Bearbeite Folgendes:
1. Stimmen die Aussagen (a) bis (c) mit dem Text zur Griechenland-Krise überein? Beantworte jede mit Ja oder Nein und zitiere die entscheidenden Worte wörtlich.
(a) Die EU zählt insgesamt rund 495 Millionen Bürger.
(b) Die Lage wird heute als weniger ernst als früher beschrieben.
(c) Die Ankündigung des Referendums gilt als demokratischer Schritt.
2. Wie geht der Text zur Griechenland-Krise weiter? Fahre nach seinem letzten Satz fort.

Vorliegender Text:
================

Der Kampf Griechenlands gegen den Bankrott ist auch der Kampf Europas um den Erhalt der EU. Finanziell und wirtschaftlich sind das Schicksal der zehn Millionen Hellenen und das der insgesamt rund 495 Millionen EU-Bürger eng verbunden. Gehen die Griechen pleite, könnte dies zu einer fatalen Kettenreaktion führen. Italien, Spanien, Portugal und andere könnten mit in diesen Sog geraten.
Keine Frage, die Lage ist heute ernster denn je. Die Jubelarien über die Gipfelbeschlüsse von Brüssel waren ebenso verfrüht wie unangebracht. Griechenland befindet sich trotz aller zugesagten Unterstützung nach wie vor in einer desolaten Situation. Papandreous Ankündigung eines Referendums war eine undemokratische Verzweiflungstat, weil die sogenannte Volksbefragung dem Bürger im Grunde keine echte Wahl gelassen hätte. Ein Nein hätte den Rausschmiss aus der Eurozone und wohl auch die definitive Pleite bedeutet.

================

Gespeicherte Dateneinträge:
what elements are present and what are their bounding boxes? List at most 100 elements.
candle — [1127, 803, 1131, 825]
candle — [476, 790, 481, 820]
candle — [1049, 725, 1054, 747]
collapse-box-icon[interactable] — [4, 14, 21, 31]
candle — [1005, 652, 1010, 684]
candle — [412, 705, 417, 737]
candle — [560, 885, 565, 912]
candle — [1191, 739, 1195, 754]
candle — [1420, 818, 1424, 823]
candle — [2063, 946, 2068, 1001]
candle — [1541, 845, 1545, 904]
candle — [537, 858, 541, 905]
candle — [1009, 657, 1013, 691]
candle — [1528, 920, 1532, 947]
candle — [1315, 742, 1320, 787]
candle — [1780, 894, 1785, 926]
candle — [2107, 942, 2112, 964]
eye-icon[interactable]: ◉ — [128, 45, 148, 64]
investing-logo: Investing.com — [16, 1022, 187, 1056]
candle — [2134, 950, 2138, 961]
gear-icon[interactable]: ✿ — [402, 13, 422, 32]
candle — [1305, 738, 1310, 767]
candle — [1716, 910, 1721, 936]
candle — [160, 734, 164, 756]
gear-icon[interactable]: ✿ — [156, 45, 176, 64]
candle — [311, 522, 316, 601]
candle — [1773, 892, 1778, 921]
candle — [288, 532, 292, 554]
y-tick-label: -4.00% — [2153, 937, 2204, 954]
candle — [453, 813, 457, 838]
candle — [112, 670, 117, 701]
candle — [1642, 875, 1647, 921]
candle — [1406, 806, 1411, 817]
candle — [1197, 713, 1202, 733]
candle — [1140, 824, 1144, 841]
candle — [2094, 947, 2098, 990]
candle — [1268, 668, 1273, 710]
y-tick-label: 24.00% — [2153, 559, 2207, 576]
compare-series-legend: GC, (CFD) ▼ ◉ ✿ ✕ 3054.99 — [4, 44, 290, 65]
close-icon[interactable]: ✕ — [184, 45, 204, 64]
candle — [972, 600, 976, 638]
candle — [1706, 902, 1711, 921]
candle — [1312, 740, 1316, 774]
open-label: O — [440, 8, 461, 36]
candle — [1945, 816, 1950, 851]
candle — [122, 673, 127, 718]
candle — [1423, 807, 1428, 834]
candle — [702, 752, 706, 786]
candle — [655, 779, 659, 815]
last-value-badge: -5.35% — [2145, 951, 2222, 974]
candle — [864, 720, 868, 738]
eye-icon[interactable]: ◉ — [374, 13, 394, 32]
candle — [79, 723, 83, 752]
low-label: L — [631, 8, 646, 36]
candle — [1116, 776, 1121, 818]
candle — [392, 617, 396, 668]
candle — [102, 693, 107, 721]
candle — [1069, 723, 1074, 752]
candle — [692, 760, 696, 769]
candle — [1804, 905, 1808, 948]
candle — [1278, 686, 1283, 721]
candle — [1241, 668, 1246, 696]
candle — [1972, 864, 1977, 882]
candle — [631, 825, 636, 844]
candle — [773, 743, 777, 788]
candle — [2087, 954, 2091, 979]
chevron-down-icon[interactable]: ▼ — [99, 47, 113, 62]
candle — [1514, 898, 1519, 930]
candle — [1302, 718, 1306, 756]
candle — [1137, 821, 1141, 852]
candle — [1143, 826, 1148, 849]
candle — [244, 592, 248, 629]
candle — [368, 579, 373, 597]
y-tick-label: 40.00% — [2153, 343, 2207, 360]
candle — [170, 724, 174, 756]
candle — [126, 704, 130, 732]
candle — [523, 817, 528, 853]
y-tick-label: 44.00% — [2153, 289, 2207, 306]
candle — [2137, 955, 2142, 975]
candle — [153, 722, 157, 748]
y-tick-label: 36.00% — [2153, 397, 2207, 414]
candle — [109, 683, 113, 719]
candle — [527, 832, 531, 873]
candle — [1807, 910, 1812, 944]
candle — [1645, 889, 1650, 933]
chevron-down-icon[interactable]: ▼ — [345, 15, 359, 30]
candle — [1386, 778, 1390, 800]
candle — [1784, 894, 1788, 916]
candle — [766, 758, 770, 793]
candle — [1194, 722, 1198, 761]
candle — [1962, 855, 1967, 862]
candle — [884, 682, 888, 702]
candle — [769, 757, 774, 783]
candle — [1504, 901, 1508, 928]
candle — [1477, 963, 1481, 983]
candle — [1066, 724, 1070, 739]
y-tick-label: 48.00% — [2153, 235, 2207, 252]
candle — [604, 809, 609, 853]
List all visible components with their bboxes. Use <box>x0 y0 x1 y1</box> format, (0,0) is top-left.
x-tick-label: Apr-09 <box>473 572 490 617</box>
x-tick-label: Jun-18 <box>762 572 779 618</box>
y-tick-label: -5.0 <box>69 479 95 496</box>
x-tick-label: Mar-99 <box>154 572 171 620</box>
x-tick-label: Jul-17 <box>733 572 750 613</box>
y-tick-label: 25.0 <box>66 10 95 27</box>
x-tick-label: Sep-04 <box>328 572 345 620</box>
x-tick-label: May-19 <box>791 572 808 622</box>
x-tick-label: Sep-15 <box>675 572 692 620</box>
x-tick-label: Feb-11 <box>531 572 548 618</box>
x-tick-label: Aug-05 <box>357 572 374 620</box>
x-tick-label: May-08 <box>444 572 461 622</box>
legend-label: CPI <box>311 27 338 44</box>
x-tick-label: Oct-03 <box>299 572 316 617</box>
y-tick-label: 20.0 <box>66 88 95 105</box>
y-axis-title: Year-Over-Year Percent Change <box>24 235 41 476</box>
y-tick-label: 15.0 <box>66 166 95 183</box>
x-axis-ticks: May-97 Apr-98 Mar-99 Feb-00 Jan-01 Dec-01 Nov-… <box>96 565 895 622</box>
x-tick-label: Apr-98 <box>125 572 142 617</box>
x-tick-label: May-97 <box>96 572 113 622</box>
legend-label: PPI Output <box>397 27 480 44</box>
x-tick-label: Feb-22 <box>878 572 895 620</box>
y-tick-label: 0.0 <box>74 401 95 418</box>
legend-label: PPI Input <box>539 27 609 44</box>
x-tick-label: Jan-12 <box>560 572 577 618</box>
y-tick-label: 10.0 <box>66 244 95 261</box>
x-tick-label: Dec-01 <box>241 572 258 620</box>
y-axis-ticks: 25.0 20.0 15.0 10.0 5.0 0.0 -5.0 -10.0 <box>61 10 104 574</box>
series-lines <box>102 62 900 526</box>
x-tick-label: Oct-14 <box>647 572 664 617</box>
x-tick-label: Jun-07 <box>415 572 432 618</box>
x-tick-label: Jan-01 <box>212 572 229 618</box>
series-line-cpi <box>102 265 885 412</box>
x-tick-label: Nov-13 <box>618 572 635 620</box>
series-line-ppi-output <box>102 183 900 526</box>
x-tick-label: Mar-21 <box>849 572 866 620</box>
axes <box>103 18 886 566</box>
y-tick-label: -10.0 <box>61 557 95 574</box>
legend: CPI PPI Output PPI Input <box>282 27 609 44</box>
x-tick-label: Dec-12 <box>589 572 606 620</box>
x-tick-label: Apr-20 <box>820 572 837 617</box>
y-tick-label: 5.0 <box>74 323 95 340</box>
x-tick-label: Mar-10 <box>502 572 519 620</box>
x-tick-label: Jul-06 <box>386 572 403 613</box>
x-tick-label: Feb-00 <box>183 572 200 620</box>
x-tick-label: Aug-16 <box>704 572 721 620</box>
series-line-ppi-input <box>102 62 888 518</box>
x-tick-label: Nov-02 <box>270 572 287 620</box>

================

Antworten:
1.
(a) Ja: „das der insgesamt rund 495 Millionen EU-Bürger“
(b) Nein: „die Lage ist heute ernster denn je“
(c) Nein: „Papandreous Ankündigung eines Referendums war eine undemokratische Verzweiflungstat“

2.
Dass Papandreou das Referendum wieder absagte, ist in erster Linie Frankreichs Staatschef Sarkozy und Deutschlands Kanzlerin Merkel zu verdanken. Sie haben den Griechen-Premier erst einmal mit heftigsten Drohungen zur Räson gebracht. Aber auch das wird nicht reichen, um Griechenland wieder auf die Beine zu helfen. Dem Land fehlt die wirtschaftliche Basis, die Produktionskraft, um aus der Misere herausfinden zu können. Zudem sind die Strukturen verkrustet, sie müssen aufgebrochen werden.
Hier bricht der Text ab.